Request
Output all lines exactly, with nothing added or dropped.

Listed entries
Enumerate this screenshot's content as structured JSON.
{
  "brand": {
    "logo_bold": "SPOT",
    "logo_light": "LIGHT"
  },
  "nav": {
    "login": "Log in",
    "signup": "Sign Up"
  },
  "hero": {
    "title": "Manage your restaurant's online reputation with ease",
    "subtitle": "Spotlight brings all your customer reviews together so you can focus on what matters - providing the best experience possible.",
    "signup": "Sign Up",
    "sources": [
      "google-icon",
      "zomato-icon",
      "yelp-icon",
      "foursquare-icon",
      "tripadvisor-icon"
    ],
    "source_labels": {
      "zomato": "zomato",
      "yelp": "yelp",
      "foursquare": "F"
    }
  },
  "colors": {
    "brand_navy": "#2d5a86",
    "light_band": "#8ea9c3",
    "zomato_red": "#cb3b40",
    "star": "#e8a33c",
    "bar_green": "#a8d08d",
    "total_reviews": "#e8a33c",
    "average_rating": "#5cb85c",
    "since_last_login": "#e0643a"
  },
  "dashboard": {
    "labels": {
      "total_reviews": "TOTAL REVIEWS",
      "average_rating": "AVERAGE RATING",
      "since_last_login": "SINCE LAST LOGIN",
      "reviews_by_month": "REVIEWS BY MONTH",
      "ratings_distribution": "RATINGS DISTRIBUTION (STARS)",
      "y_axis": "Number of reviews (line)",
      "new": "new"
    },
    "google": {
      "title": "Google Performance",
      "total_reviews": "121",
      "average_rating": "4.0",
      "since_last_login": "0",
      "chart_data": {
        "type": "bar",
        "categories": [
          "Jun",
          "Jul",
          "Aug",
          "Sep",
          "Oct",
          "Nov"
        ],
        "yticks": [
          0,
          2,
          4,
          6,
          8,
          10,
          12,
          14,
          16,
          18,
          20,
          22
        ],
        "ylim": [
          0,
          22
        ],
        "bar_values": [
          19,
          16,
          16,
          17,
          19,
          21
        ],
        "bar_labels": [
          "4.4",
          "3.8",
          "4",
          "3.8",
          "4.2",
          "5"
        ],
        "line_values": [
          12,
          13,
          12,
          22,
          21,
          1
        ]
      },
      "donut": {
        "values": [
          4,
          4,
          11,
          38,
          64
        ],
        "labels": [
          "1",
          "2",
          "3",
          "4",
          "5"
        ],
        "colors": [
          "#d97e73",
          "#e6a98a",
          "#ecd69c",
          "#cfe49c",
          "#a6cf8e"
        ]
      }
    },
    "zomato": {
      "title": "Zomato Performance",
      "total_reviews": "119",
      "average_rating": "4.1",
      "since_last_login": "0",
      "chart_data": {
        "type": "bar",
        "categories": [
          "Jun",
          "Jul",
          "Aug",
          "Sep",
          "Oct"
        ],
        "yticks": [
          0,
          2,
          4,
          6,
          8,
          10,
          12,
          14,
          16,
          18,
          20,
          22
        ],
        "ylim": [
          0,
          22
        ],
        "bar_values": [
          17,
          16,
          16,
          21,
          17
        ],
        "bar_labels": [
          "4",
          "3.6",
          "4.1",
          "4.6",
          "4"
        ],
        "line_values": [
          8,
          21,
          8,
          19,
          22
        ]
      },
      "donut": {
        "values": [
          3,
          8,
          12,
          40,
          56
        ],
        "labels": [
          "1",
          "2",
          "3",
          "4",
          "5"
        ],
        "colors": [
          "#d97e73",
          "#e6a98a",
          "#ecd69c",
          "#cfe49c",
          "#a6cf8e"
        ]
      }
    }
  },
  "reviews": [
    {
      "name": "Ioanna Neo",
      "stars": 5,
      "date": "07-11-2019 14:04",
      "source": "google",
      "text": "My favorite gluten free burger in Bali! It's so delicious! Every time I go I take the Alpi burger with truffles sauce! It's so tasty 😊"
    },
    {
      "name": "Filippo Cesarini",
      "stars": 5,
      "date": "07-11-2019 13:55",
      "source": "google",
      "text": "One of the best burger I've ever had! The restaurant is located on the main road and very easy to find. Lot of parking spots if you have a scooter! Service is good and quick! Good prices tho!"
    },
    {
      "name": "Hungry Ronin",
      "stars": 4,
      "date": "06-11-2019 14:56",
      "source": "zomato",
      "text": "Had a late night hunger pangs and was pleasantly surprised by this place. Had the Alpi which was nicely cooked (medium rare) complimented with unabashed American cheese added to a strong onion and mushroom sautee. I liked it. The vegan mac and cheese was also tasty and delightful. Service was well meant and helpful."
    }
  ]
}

Response to the exercise
Enumerate this screenshot's content as structured JSON.
{
  "brand": {
    "logo_bold": "SPOT",
    "logo_light": "LIGHT"
  },
  "nav": {
    "login": "Log in",
    "signup": "Sign Up"
  },
  "hero": {
    "title": "Manage your restaurant's online reputation with ease",
    "subtitle": "Spotlight brings all your customer reviews together so you can focus on what matters - providing the best experience possible.",
    "signup": "Sign Up",
    "sources": [
      "google-icon",
      "zomato-icon",
      "yelp-icon",
      "foursquare-icon",
      "tripadvisor-icon"
    ],
    "source_labels": {
      "zomato": "zomato",
      "yelp": "yelp",
      "foursquare": "F"
    }
  },
  "colors": {
    "brand_navy": "#2d5a86",
    "light_band": "#8ea9c3",
    "zomato_red": "#cb3b40",
    "star": "#e8a33c",
    "bar_green": "#a8d08d",
    "total_reviews": "#e8a33c",
    "average_rating": "#5cb85c",
    "since_last_login": "#e0643a"
  },
  "dashboard": {
    "labels": {
      "total_reviews": "TOTAL REVIEWS",
      "average_rating": "AVERAGE RATING",
      "since_last_login": "SINCE LAST LOGIN",
      "reviews_by_month": "REVIEWS BY MONTH",
      "ratings_distribution": "RATINGS DISTRIBUTION (STARS)",
      "y_axis": "Number of reviews (line)",
      "new": "new"
    },
    "google": {
      "title": "Google Performance",
      "total_reviews": "121",
      "average_rating": "4.0",
      "since_last_login": "0",
      "chart_data": {
        "type": "bar",
        "categories": [
          "Jun",
          "Jul",
          "Aug",
          "Sep",
          "Oct",
          "Nov"
        ],
        "yticks": [
          0,
          2,
          4,
          6,
          8,
          10,
          12,
          14,
          16,
          18,
          20,
          22
        ],
        "ylim": [
          0,
          22
        ],
        "bar_values": [
          19,
          16,
          16,
          17,
          19,
          21
        ],
        "bar_labels": [
          "4.4",
          "3.8",
          "4",
          "3.8",
          "4.2",
          "5"
        ],
        "line_values": [
          12,
          13,
          12,
          22,
          21,
          1
        ]
      },
      "donut": {
        "values": [
          4,
          4,
          11,
          38,
          64
        ],
        "labels": [
          "1",
          "2",
          "3",
          "4",
          "5"
        ],
        "colors": [
          "#d97e73",
          "#e6a98a",
          "#ecd69c",
          "#cfe49c",
          "#a6cf8e"
        ]
      }
    },
    "zomato": {
      "title": "Zomato Performance",
      "total_reviews": "119",
      "average_rating": "4.1",
      "since_last_login": "0",
      "chart_data": {
        "type": "bar",
        "categories": [
          "Jun",
          "Jul",
          "Aug",
          "Sep",
          "Oct"
        ],
        "yticks": [
          0,
          2,
          4,
          6,
          8,
          10,
          12,
          14,
          16,
          18,
          20,
          22
        ],
        "ylim": [
          0,
          22
        ],
        "bar_values": [
          17,
          16,
          16,
          21,
          17
        ],
        "bar_labels": [
          "4",
          "3.6",
          "4.1",
          "4.6",
          "4"
        ],
        "line_values": [
          8,
          21,
          8,
          19,
          22
        ]
      },
      "donut": {
        "values": [
          3,
          8,
          12,
          40,
          56
        ],
        "labels": [
          "1",
          "2",
          "3",
          "4",
          "5"
        ],
        "colors": [
          "#d97e73",
          "#e6a98a",
          "#ecd69c",
          "#cfe49c",
          "#a6cf8e"
        ]
      }
    }
  },
  "reviews": [
    {
      "name": "Ioanna Neo",
      "stars": 5,
      "date": "07-11-2019 14:04",
      "source": "google",
      "text": "My favorite gluten free burger in Bali! It's so delicious! Every time I go I take the Alpi burger with truffles sauce! It's so tasty 😊"
    },
    {
      "name": "Filippo Cesarini",
      "stars": 5,
      "date": "07-11-2019 13:55",
      "source": "google",
      "text": "One of the best burger I've ever had! The restaurant is located on the main road and very easy to find. Lot of parking spots if you have a scooter! Service is good and quick! Good prices tho!"
    },
    {
      "name": "Hungry Ronin",
      "stars": 4,
      "date": "06-11-2019 14:56",
      "source": "zomato",
      "text": "Had a late night hunger pangs and was pleasantly surprised by this place. Had the Alpi which was nicely cooked (medium rare) complimented with unabashed American cheese added to a strong onion and mushroom sautee. I liked it. The vegan mac and cheese was also tasty and delightful. Service was well meant and helpful."
    }
  ]
}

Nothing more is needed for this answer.